> _PROBLEM TO SOLVE_: Where a line holds the word "this", copy that line.

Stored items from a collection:
## BEGIN

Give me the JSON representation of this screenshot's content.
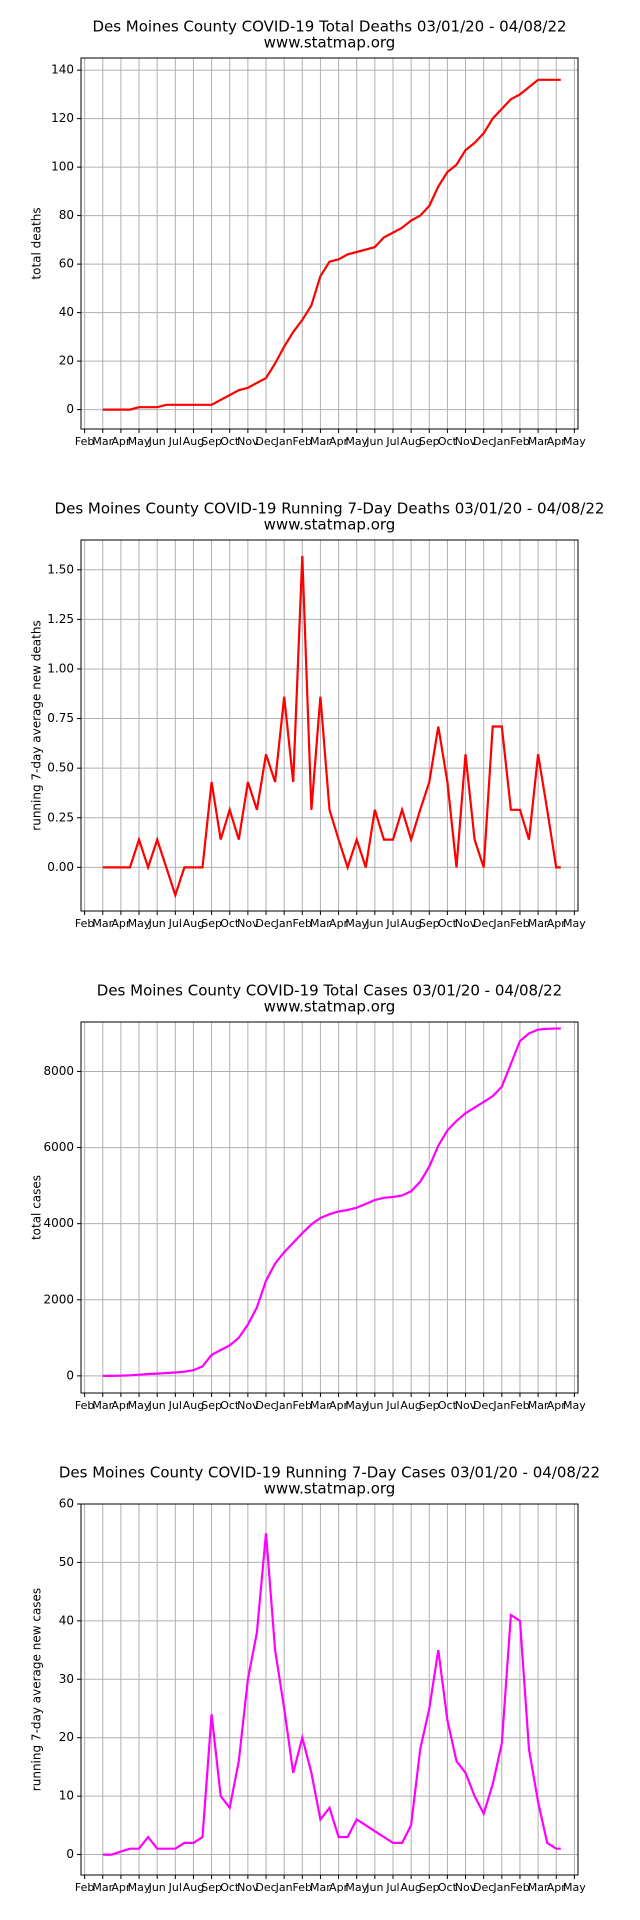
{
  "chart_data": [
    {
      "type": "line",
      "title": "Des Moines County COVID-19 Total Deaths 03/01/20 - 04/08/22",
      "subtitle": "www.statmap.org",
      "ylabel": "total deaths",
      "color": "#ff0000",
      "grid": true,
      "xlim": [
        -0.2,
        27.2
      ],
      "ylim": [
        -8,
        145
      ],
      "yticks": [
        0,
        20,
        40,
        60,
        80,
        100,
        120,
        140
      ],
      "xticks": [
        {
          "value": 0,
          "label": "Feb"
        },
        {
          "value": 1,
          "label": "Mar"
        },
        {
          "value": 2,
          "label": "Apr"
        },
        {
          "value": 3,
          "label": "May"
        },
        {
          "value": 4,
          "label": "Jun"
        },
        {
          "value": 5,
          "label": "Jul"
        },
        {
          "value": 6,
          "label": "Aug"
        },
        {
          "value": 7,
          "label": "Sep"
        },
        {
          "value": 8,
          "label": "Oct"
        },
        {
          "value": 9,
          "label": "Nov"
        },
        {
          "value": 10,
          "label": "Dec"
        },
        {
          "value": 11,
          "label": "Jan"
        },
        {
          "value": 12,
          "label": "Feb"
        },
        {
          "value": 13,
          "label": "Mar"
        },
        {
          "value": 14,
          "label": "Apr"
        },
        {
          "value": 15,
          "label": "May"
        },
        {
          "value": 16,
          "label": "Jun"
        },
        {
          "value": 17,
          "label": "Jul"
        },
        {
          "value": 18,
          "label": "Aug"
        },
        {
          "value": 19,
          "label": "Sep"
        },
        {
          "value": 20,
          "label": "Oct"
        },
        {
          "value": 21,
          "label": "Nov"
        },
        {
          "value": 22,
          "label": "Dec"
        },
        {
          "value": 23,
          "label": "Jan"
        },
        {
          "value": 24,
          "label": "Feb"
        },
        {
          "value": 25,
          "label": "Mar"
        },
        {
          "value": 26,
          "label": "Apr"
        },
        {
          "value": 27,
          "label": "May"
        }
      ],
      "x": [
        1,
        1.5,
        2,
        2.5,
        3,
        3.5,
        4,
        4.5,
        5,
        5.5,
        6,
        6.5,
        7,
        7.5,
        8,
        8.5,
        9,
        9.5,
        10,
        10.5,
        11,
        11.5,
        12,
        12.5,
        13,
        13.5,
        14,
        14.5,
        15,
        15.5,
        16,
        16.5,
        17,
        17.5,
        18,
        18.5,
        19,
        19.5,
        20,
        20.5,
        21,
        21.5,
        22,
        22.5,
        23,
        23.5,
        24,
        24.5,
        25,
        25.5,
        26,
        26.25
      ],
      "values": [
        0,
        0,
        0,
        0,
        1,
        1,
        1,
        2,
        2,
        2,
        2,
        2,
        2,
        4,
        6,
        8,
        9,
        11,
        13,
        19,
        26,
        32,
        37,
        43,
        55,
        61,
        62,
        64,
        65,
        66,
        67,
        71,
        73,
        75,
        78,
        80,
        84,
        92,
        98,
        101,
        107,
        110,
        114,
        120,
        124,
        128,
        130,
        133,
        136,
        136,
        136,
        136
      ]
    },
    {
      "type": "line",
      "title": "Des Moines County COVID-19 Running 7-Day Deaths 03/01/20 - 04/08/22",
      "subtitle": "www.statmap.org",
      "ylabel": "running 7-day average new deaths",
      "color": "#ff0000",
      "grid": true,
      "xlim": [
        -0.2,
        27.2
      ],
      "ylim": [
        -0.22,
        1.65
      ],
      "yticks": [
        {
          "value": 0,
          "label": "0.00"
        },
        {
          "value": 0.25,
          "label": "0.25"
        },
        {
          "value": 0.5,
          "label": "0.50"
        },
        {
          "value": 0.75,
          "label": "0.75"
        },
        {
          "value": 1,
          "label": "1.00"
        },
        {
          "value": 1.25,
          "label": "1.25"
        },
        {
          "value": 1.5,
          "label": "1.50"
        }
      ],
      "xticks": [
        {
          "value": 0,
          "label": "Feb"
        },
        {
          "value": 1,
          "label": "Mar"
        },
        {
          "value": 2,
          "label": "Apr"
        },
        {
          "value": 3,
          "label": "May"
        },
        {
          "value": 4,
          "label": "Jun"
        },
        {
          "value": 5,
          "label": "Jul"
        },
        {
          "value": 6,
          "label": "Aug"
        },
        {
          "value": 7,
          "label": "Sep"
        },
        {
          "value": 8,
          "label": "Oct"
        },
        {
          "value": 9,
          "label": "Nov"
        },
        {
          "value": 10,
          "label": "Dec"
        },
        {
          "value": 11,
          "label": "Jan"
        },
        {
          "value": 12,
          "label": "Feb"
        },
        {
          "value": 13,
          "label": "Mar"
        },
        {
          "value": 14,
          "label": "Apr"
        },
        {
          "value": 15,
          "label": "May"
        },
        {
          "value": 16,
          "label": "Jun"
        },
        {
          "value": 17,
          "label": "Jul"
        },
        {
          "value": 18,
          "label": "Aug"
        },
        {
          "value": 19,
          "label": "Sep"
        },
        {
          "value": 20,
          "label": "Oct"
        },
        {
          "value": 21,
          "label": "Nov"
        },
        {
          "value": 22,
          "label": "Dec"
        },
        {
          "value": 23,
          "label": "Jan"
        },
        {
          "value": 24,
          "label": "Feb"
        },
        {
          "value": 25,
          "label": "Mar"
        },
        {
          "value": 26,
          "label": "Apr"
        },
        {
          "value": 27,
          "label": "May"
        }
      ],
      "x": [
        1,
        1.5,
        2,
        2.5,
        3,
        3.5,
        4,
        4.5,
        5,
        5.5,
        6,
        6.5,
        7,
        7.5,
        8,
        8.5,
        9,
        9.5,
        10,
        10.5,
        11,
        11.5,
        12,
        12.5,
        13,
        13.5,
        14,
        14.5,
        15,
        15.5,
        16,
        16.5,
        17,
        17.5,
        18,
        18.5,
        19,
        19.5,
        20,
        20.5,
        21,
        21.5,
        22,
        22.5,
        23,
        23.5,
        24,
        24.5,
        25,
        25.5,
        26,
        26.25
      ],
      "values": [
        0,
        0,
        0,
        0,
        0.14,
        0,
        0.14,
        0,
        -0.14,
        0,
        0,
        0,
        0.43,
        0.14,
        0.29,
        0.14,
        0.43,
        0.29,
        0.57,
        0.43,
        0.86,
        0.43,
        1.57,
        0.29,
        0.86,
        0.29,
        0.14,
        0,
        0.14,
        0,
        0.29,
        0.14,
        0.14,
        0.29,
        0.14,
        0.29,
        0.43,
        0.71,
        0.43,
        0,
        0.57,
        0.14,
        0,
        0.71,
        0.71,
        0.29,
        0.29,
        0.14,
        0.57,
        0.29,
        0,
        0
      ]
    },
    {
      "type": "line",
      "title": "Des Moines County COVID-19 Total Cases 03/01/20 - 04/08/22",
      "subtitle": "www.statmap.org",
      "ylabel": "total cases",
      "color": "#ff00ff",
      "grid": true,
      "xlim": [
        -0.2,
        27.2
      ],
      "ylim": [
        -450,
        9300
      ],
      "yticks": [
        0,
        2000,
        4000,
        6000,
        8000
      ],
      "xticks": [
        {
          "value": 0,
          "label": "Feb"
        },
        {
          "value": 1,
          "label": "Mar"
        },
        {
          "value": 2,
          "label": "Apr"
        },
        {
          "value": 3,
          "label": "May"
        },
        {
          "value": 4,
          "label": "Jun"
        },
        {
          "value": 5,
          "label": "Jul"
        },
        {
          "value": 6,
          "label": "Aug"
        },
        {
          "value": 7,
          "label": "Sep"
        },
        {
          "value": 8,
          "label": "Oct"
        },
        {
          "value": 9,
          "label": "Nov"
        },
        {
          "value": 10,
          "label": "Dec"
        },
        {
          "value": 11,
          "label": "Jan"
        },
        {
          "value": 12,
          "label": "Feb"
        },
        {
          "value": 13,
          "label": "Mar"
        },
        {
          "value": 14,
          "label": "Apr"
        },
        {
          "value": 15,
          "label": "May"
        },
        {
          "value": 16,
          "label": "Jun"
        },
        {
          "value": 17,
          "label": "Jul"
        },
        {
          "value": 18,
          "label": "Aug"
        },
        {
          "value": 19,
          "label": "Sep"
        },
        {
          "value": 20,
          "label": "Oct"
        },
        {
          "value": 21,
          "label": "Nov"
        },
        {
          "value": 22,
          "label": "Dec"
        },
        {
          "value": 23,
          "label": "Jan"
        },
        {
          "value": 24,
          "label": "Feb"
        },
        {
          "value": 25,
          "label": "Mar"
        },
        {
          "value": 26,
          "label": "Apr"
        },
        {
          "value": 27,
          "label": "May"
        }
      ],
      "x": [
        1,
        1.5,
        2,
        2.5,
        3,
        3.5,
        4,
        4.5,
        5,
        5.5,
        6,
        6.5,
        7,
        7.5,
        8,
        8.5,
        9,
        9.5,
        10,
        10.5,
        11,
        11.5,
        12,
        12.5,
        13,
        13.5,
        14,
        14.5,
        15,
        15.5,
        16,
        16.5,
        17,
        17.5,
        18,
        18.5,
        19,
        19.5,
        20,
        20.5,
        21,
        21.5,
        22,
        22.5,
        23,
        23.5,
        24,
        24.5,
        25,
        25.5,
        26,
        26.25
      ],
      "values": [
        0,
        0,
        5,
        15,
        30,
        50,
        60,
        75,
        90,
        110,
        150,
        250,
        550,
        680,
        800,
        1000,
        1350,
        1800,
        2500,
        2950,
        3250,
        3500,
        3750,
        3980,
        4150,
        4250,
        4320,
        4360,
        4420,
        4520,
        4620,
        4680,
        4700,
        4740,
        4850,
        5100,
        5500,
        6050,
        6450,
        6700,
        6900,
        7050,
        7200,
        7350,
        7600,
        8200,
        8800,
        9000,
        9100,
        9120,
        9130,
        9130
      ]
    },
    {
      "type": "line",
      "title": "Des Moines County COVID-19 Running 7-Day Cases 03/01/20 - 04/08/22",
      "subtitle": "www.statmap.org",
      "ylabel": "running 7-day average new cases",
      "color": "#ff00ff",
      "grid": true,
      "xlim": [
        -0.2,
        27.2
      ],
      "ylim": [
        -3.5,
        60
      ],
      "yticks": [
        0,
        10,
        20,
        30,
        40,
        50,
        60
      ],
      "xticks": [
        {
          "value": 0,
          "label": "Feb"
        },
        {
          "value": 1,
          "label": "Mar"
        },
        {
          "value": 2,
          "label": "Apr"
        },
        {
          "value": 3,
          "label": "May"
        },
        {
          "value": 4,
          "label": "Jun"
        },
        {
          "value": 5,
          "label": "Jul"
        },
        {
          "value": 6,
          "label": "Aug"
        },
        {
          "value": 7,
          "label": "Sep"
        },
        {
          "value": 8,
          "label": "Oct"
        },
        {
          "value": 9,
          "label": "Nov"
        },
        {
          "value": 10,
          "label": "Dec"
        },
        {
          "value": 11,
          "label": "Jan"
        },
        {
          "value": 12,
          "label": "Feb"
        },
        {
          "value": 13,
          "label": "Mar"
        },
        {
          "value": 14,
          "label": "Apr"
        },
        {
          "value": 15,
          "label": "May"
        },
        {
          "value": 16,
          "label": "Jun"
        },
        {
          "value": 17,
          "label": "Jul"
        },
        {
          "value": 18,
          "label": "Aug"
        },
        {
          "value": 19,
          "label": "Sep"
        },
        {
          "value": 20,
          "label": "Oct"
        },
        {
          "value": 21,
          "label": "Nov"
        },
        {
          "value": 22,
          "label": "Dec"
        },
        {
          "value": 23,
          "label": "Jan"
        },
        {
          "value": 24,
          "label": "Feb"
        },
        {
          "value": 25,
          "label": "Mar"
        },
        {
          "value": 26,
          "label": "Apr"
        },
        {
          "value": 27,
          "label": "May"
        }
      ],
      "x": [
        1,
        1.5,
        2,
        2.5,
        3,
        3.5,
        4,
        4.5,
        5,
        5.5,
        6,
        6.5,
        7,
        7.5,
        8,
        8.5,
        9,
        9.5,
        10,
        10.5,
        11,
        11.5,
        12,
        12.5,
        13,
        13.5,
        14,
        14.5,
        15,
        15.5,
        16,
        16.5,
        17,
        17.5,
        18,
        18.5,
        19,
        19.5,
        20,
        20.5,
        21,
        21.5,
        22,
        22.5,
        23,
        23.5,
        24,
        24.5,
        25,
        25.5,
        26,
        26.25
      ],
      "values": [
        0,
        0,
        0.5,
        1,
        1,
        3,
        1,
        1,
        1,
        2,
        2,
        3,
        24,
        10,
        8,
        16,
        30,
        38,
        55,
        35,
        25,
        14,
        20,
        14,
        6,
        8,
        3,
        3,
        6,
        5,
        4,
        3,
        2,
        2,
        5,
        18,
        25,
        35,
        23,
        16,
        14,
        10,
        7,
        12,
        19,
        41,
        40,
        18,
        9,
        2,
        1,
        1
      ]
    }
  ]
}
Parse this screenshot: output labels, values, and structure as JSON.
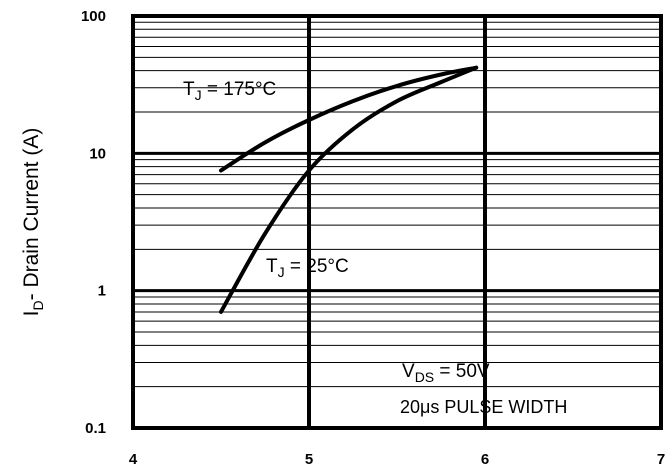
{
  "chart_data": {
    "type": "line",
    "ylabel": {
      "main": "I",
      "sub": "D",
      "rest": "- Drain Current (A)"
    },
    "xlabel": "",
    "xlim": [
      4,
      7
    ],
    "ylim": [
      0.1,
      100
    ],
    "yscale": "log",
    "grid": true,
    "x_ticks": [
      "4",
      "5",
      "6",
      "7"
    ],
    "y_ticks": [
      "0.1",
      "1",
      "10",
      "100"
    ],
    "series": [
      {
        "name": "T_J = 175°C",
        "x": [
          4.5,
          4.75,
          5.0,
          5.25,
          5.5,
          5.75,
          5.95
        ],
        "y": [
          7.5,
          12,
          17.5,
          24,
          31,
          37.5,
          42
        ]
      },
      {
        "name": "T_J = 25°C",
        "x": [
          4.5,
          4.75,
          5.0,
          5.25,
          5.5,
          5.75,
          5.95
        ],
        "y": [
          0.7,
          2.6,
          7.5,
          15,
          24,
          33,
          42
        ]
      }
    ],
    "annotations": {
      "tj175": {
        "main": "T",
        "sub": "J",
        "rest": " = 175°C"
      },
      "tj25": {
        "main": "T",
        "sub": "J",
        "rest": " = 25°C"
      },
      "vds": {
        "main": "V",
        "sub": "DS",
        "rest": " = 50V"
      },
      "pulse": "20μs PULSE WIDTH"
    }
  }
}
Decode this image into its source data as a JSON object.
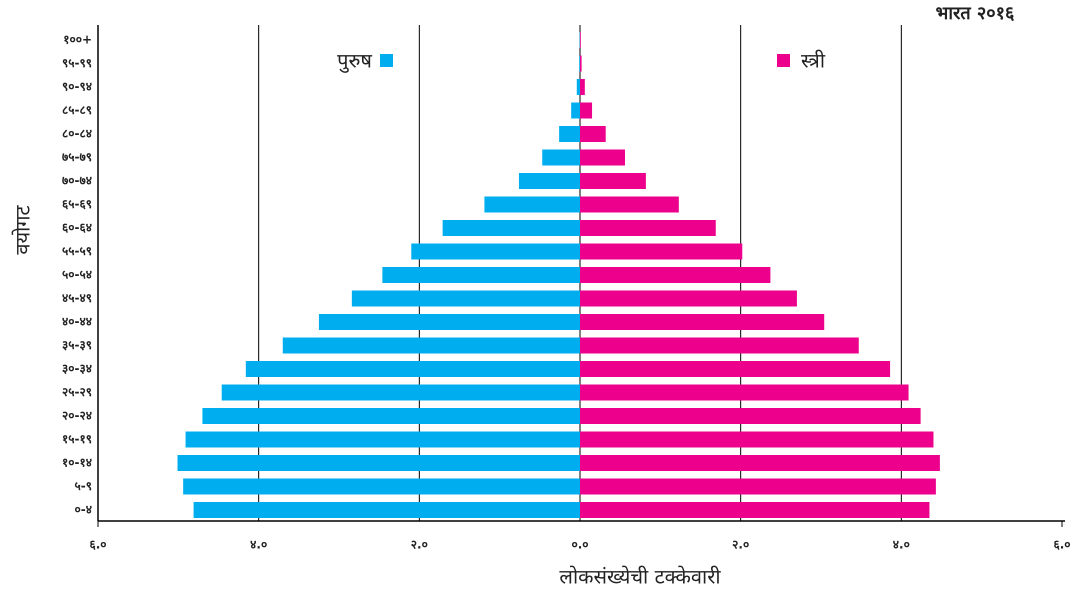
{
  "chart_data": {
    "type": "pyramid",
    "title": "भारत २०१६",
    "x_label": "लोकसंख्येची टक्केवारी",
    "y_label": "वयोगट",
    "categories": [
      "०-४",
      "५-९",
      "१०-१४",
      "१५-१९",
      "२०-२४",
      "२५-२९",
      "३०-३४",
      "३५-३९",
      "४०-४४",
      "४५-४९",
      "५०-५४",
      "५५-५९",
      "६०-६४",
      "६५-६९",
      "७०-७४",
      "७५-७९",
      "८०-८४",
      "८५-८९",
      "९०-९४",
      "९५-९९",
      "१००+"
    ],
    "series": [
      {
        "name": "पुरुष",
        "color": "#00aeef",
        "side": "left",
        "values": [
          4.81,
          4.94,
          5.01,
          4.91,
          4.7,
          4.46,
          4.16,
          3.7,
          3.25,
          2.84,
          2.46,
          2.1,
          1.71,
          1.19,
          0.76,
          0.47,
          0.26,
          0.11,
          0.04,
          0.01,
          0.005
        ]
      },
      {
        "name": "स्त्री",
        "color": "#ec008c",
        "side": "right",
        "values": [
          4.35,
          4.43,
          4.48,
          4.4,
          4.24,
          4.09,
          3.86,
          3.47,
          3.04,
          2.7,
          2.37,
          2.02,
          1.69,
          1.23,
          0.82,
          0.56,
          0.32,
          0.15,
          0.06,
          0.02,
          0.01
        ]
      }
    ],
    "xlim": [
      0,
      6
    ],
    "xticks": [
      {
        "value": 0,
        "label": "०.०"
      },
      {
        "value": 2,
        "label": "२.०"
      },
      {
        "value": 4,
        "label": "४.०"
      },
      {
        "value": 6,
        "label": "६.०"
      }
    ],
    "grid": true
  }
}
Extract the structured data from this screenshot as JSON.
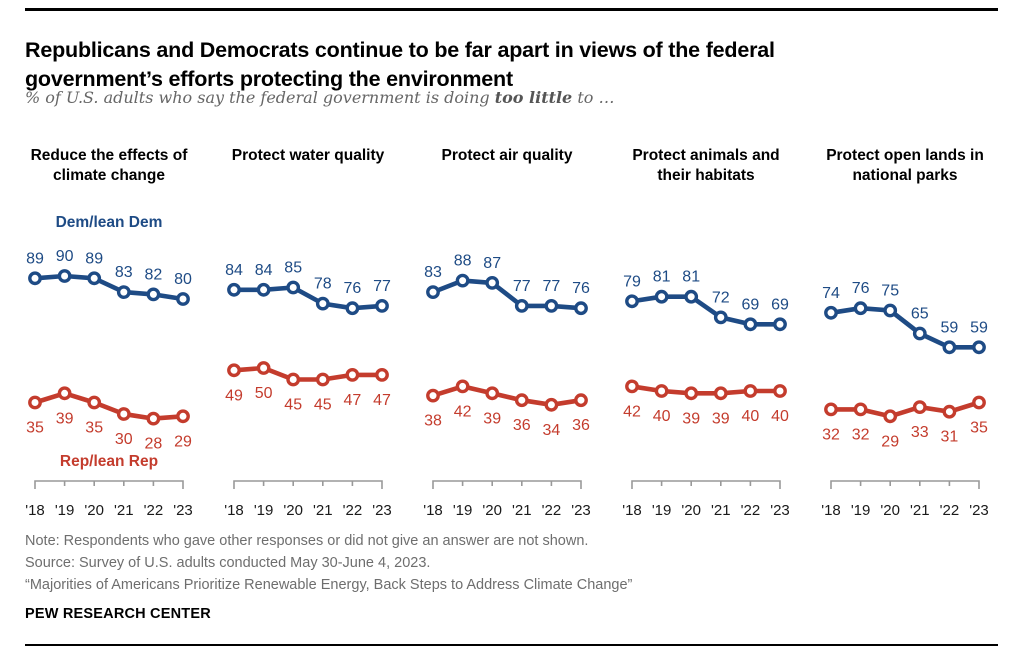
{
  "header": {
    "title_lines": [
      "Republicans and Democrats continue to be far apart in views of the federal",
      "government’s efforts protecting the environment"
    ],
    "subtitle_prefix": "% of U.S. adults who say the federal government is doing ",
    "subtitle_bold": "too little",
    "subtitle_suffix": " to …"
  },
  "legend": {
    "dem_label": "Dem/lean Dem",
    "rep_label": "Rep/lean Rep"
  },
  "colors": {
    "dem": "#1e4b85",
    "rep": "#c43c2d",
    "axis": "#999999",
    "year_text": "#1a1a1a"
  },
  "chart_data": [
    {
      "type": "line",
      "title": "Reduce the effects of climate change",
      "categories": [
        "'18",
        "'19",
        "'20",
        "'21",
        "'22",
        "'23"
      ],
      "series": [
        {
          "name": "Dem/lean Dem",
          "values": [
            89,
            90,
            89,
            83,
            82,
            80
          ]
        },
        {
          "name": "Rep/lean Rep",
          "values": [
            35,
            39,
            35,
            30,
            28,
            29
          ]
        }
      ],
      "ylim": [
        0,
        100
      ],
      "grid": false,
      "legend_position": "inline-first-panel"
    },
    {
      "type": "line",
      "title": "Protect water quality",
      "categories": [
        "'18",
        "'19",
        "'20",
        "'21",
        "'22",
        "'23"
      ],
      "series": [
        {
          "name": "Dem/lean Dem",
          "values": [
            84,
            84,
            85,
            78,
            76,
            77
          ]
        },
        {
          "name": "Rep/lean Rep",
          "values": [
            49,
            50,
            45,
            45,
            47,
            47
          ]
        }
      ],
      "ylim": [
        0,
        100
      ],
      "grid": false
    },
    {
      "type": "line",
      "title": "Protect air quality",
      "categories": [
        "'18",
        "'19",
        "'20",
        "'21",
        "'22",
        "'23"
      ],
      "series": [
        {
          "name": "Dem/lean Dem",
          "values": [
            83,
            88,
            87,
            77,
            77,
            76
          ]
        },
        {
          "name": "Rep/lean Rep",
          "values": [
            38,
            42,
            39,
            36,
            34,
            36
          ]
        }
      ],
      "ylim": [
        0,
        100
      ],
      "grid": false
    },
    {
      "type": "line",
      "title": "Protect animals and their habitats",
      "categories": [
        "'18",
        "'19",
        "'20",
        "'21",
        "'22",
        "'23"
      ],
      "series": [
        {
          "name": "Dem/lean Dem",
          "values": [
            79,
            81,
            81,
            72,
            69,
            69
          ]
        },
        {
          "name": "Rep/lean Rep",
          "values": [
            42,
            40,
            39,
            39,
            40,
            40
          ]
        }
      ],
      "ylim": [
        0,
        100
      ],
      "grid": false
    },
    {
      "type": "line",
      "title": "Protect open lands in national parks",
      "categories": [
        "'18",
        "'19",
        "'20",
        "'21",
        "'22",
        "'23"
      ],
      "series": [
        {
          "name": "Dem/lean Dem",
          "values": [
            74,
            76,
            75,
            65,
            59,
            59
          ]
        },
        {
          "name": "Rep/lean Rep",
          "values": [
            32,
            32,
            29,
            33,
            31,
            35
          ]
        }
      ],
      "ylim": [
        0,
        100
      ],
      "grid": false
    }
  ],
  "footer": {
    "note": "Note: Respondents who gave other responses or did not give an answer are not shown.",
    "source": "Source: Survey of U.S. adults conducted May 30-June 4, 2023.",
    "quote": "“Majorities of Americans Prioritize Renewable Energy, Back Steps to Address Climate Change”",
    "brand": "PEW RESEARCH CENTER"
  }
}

## END

> _SOLVED PROBLEM_:
Give me the JSON representation of this screenshot's content.
Parse this screenshot: output labels, values, and structure as JSON.
Decode this image into its source data as a JSON object.
Extract the structured data from this screenshot as JSON.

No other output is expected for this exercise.